■ **EXERCISE TASK**
Extract each line of the data below exactly as written.
Start of INFORMATION SHOWN
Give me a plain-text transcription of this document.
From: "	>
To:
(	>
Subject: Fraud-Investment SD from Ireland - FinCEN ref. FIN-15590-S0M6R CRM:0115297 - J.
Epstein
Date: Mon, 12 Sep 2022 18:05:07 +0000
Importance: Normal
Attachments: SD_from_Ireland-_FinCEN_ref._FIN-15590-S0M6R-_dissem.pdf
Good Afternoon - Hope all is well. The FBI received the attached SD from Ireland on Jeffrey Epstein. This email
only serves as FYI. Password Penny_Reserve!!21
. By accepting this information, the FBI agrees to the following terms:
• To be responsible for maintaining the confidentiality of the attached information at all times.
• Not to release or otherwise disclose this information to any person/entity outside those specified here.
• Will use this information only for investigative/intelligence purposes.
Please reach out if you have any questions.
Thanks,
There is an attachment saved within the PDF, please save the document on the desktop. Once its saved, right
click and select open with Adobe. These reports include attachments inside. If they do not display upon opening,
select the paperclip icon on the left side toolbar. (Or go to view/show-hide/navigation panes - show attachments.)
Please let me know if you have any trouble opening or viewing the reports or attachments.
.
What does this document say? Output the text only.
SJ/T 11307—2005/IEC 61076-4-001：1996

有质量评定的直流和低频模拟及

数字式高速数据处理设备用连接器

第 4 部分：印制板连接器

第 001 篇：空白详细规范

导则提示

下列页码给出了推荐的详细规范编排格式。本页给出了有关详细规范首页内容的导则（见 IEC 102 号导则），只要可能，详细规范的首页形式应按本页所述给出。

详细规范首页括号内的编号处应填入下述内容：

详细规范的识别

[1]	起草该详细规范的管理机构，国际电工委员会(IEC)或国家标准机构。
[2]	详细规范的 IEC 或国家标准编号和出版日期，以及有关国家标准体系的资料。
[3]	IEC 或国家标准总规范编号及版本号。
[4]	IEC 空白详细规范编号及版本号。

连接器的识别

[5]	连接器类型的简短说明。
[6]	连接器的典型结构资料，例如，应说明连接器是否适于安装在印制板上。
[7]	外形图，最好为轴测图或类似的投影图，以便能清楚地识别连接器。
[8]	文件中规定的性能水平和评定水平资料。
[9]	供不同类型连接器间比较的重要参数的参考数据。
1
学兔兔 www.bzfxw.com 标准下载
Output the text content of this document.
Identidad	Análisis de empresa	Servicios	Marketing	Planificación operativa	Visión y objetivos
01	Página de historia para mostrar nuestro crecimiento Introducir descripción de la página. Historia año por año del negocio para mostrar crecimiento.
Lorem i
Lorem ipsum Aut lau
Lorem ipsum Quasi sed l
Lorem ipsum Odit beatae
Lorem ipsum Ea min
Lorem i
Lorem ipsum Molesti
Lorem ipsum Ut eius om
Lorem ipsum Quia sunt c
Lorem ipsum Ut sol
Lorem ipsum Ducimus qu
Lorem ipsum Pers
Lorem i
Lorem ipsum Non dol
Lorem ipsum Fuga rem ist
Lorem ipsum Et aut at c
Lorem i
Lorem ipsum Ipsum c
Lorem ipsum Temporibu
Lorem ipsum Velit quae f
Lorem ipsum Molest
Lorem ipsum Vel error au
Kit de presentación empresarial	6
End of INFORMATION SHOWN
■ **COMPLETED TASK**
Give me a plain-text transcription of this document.
From: "	>
To:
(	>
Subject: Fraud-Investment SD from Ireland - FinCEN ref. FIN-15590-S0M6R CRM:0115297 - J.
Epstein
Date: Mon, 12 Sep 2022 18:05:07 +0000
Importance: Normal
Attachments: SD_from_Ireland-_FinCEN_ref._FIN-15590-S0M6R-_dissem.pdf
Good Afternoon - Hope all is well. The FBI received the attached SD from Ireland on Jeffrey Epstein. This email
only serves as FYI. Password Penny_Reserve!!21
. By accepting this information, the FBI agrees to the following terms:
• To be responsible for maintaining the confidentiality of the attached information at all times.
• Not to release or otherwise disclose this information to any person/entity outside those specified here.
• Will use this information only for investigative/intelligence purposes.
Please reach out if you have any questions.
Thanks,
There is an attachment saved within the PDF, please save the document on the desktop. Once its saved, right
click and select open with Adobe. These reports include attachments inside. If they do not display upon opening,
select the paperclip icon on the left side toolbar. (Or go to view/show-hide/navigation panes - show attachments.)
Please let me know if you have any trouble opening or viewing the reports or attachments.
.
What does this document say? Output the text only.
SJ/T 11307—2005/IEC 61076-4-001：1996

有质量评定的直流和低频模拟及

数字式高速数据处理设备用连接器

第 4 部分：印制板连接器

第 001 篇：空白详细规范

导则提示

下列页码给出了推荐的详细规范编排格式。本页给出了有关详细规范首页内容的导则（见 IEC 102 号导则），只要可能，详细规范的首页形式应按本页所述给出。

详细规范首页括号内的编号处应填入下述内容：

详细规范的识别

[1]	起草该详细规范的管理机构，国际电工委员会(IEC)或国家标准机构。
[2]	详细规范的 IEC 或国家标准编号和出版日期，以及有关国家标准体系的资料。
[3]	IEC 或国家标准总规范编号及版本号。
[4]	IEC 空白详细规范编号及版本号。

连接器的识别

[5]	连接器类型的简短说明。
[6]	连接器的典型结构资料，例如，应说明连接器是否适于安装在印制板上。
[7]	外形图，最好为轴测图或类似的投影图，以便能清楚地识别连接器。
[8]	文件中规定的性能水平和评定水平资料。
[9]	供不同类型连接器间比较的重要参数的参考数据。
1
学兔兔 www.bzfxw.com 标准下载
Output the text content of this document.
Identidad	Análisis de empresa	Servicios	Marketing	Planificación operativa	Visión y objetivos
01	Página de historia para mostrar nuestro crecimiento Introducir descripción de la página. Historia año por año del negocio para mostrar crecimiento.
Lorem i
Lorem ipsum Aut lau
Lorem ipsum Quasi sed l
Lorem ipsum Odit beatae
Lorem ipsum Ea min
Lorem i
Lorem ipsum Molesti
Lorem ipsum Ut eius om
Lorem ipsum Quia sunt c
Lorem ipsum Ut sol
Lorem ipsum Ducimus qu
Lorem ipsum Pers
Lorem i
Lorem ipsum Non dol
Lorem ipsum Fuga rem ist
Lorem ipsum Et aut at c
Lorem i
Lorem ipsum Ipsum c
Lorem ipsum Temporibu
Lorem ipsum Velit quae f
Lorem ipsum Molest
Lorem ipsum Vel error au
Kit de presentación empresarial	6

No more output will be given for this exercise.